▶ _GIVEN DATA_:
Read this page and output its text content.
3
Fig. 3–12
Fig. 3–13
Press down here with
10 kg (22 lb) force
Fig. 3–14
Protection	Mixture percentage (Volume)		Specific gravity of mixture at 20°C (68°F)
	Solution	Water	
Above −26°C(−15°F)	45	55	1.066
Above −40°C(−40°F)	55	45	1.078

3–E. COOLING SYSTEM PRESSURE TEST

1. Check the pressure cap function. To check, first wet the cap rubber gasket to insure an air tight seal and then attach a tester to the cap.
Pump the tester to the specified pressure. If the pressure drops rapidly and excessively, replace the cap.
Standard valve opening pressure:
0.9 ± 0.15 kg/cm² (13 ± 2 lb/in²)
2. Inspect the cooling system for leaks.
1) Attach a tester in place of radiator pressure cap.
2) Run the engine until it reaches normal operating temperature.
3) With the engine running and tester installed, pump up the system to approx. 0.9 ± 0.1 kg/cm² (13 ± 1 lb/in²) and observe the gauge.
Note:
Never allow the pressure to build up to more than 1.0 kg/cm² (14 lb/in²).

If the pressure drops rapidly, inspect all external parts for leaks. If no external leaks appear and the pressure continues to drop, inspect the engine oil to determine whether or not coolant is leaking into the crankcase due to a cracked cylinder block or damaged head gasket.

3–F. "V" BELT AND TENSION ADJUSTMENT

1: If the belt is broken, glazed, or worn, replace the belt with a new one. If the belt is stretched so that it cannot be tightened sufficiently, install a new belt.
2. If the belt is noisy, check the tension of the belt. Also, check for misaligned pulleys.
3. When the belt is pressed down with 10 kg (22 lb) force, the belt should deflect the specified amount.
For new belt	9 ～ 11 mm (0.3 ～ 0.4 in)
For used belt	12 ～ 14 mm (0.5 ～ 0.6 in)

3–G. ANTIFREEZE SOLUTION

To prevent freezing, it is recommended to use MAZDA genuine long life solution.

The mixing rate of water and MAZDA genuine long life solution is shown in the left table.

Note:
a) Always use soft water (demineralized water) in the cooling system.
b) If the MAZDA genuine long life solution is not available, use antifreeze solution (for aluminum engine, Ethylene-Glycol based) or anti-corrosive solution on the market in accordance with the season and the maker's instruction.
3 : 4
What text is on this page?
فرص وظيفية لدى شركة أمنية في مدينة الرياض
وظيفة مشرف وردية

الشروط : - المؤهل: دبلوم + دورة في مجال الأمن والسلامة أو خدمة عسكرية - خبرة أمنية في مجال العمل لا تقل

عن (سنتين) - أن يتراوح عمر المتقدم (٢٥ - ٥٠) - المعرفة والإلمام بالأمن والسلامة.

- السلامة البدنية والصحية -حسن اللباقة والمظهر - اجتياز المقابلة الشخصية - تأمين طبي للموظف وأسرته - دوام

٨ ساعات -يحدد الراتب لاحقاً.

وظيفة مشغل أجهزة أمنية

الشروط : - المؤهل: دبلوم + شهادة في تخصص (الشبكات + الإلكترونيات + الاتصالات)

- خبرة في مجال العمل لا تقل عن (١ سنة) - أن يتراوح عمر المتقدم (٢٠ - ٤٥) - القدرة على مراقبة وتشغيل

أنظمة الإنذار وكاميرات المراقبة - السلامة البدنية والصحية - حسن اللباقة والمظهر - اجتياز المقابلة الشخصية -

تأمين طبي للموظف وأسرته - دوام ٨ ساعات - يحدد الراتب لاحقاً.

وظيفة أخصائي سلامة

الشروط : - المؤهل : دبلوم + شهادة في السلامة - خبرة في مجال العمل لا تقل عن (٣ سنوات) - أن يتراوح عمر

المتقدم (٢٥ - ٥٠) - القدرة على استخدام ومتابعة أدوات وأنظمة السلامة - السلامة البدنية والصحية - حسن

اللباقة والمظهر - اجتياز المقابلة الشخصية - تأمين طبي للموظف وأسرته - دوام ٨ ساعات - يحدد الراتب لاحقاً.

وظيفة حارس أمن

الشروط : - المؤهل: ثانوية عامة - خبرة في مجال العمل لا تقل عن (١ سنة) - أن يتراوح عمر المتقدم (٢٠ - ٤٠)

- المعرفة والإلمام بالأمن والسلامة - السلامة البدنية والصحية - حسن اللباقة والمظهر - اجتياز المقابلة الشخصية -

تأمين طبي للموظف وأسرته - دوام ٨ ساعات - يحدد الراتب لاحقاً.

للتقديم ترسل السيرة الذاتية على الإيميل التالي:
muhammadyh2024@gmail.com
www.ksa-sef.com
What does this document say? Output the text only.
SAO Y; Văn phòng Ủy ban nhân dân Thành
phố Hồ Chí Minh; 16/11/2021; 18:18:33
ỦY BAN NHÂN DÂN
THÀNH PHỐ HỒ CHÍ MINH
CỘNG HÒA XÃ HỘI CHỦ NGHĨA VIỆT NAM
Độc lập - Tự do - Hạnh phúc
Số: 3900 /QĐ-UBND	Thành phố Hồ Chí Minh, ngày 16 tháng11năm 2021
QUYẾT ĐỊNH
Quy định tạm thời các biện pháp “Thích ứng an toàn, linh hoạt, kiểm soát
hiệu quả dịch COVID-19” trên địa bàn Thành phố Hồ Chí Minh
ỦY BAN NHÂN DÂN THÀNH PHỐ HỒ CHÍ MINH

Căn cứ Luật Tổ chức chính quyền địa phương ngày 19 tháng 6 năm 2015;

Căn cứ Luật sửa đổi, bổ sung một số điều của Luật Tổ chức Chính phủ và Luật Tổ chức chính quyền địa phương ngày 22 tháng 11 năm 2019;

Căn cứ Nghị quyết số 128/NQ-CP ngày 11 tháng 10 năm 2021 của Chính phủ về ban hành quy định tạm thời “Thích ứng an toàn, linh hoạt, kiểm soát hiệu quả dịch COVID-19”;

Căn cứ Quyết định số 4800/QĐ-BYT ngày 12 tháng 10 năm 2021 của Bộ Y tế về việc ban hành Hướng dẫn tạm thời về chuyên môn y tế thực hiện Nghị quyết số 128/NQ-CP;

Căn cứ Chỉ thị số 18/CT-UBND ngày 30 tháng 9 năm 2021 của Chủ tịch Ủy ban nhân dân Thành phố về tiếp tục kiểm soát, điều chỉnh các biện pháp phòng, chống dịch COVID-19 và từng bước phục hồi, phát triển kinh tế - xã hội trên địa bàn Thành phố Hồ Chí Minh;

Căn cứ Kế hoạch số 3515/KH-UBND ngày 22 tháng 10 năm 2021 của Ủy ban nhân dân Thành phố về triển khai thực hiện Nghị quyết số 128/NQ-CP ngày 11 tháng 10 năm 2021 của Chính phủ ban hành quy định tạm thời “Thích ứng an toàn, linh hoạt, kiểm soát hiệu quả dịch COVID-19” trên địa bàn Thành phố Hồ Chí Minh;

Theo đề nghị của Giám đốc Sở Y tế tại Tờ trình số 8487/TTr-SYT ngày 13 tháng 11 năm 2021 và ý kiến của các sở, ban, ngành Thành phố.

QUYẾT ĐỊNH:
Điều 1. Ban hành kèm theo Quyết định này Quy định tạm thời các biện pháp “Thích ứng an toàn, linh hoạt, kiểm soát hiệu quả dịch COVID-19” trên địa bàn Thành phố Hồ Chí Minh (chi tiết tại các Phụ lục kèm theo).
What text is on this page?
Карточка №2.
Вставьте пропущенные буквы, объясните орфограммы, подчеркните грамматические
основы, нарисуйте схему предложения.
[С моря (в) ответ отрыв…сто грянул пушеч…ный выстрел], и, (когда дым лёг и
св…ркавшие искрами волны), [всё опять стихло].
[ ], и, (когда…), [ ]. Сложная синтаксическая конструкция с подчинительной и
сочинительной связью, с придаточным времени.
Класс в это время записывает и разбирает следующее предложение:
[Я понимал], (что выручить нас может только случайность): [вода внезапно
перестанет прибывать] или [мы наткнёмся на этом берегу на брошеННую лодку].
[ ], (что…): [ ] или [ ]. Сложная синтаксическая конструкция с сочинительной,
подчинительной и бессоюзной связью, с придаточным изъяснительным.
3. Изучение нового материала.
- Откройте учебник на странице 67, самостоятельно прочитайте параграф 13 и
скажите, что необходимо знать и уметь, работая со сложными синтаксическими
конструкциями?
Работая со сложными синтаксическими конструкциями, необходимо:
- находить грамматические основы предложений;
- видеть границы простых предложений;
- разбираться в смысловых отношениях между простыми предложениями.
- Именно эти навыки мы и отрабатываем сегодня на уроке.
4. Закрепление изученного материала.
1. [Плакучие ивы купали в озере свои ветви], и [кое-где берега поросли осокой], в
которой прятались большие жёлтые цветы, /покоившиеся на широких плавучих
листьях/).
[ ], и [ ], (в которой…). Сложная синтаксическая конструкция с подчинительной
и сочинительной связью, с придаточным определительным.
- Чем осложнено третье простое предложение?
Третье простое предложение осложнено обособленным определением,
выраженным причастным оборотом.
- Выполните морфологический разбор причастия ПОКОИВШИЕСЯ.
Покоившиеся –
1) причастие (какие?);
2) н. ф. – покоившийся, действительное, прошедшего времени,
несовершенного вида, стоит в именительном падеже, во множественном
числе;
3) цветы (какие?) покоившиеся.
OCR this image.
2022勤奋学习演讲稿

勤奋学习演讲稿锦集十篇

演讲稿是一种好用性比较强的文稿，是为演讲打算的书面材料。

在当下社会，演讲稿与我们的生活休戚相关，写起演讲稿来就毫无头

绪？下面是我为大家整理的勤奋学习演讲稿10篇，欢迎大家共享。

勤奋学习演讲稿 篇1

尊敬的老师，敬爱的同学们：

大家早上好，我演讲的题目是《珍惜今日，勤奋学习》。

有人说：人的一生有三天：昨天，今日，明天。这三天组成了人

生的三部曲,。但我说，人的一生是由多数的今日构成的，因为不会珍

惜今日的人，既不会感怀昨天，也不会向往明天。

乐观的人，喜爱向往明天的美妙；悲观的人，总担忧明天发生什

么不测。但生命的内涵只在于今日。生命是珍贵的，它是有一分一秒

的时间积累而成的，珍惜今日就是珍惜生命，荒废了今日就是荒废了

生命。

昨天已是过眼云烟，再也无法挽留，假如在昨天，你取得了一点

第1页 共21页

▶ _TASK TO CARRY OUT_: Using the listing above, show every line that includes the string "دبلوم".

▶ _REPLY TO THE TASK_:
الشروط : - المؤهل: دبلوم + دورة في مجال الأمن والسلامة أو خدمة عسكرية - خبرة أمنية في مجال العمل لا تقل
الشروط : - المؤهل: دبلوم + شهادة في تخصص (الشبكات + الإلكترونيات + الاتصالات)
الشروط : - المؤهل : دبلوم + شهادة في السلامة - خبرة في مجال العمل لا تقل عن (٣ سنوات) - أن يتراوح عمر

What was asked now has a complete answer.